[Records from a data source]
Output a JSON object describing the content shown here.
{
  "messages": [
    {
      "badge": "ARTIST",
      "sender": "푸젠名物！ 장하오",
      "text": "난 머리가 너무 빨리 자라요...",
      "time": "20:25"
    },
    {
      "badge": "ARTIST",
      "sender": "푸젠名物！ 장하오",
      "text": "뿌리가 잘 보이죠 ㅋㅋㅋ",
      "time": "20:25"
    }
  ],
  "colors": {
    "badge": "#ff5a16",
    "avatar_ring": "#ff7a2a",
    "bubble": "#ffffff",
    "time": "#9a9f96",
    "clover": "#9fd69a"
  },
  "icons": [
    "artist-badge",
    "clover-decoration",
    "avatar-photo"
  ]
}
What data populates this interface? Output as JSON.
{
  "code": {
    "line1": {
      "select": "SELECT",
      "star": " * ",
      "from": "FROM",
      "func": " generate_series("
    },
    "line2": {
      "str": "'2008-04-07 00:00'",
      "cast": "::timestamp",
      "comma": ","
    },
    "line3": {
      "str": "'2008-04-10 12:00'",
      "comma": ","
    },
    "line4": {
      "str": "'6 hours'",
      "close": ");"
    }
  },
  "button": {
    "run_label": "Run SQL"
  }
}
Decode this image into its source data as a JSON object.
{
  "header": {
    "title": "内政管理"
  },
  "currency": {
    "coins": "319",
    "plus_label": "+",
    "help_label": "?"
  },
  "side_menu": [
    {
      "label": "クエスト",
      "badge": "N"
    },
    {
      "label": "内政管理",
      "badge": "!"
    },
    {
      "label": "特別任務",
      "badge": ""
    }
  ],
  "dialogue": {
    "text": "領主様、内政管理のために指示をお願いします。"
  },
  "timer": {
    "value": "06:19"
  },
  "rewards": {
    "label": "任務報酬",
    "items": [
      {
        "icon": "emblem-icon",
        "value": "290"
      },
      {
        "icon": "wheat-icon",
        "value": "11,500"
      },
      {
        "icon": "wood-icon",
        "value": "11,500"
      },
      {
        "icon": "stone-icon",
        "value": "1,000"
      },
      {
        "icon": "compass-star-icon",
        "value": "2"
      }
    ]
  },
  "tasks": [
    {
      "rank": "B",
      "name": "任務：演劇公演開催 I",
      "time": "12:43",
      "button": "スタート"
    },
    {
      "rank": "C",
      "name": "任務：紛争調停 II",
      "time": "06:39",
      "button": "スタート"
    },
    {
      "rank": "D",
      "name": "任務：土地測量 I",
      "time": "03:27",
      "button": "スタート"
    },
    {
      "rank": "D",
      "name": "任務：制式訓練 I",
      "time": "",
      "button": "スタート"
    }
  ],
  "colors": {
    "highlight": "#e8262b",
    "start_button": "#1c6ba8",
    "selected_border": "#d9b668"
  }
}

## EXERCISE DESCRIPTION
Return the entries above exactly as they appear.

## TASK RESPONSE
Output a JSON object describing the content shown here.
{
  "messages": [
    {
      "badge": "ARTIST",
      "sender": "푸젠名物！ 장하오",
      "text": "난 머리가 너무 빨리 자라요...",
      "time": "20:25"
    },
    {
      "badge": "ARTIST",
      "sender": "푸젠名物！ 장하오",
      "text": "뿌리가 잘 보이죠 ㅋㅋㅋ",
      "time": "20:25"
    }
  ],
  "colors": {
    "badge": "#ff5a16",
    "avatar_ring": "#ff7a2a",
    "bubble": "#ffffff",
    "time": "#9a9f96",
    "clover": "#9fd69a"
  },
  "icons": [
    "artist-badge",
    "clover-decoration",
    "avatar-photo"
  ]
}
What data populates this interface? Output as JSON.
{
  "code": {
    "line1": {
      "select": "SELECT",
      "star": " * ",
      "from": "FROM",
      "func": " generate_series("
    },
    "line2": {
      "str": "'2008-04-07 00:00'",
      "cast": "::timestamp",
      "comma": ","
    },
    "line3": {
      "str": "'2008-04-10 12:00'",
      "comma": ","
    },
    "line4": {
      "str": "'6 hours'",
      "close": ");"
    }
  },
  "button": {
    "run_label": "Run SQL"
  }
}
Decode this image into its source data as a JSON object.
{
  "header": {
    "title": "内政管理"
  },
  "currency": {
    "coins": "319",
    "plus_label": "+",
    "help_label": "?"
  },
  "side_menu": [
    {
      "label": "クエスト",
      "badge": "N"
    },
    {
      "label": "内政管理",
      "badge": "!"
    },
    {
      "label": "特別任務",
      "badge": ""
    }
  ],
  "dialogue": {
    "text": "領主様、内政管理のために指示をお願いします。"
  },
  "timer": {
    "value": "06:19"
  },
  "rewards": {
    "label": "任務報酬",
    "items": [
      {
        "icon": "emblem-icon",
        "value": "290"
      },
      {
        "icon": "wheat-icon",
        "value": "11,500"
      },
      {
        "icon": "wood-icon",
        "value": "11,500"
      },
      {
        "icon": "stone-icon",
        "value": "1,000"
      },
      {
        "icon": "compass-star-icon",
        "value": "2"
      }
    ]
  },
  "tasks": [
    {
      "rank": "B",
      "name": "任務：演劇公演開催 I",
      "time": "12:43",
      "button": "スタート"
    },
    {
      "rank": "C",
      "name": "任務：紛争調停 II",
      "time": "06:39",
      "button": "スタート"
    },
    {
      "rank": "D",
      "name": "任務：土地測量 I",
      "time": "03:27",
      "button": "スタート"
    },
    {
      "rank": "D",
      "name": "任務：制式訓練 I",
      "time": "",
      "button": "スタート"
    }
  ],
  "colors": {
    "highlight": "#e8262b",
    "start_button": "#1c6ba8",
    "selected_border": "#d9b668"
  }
}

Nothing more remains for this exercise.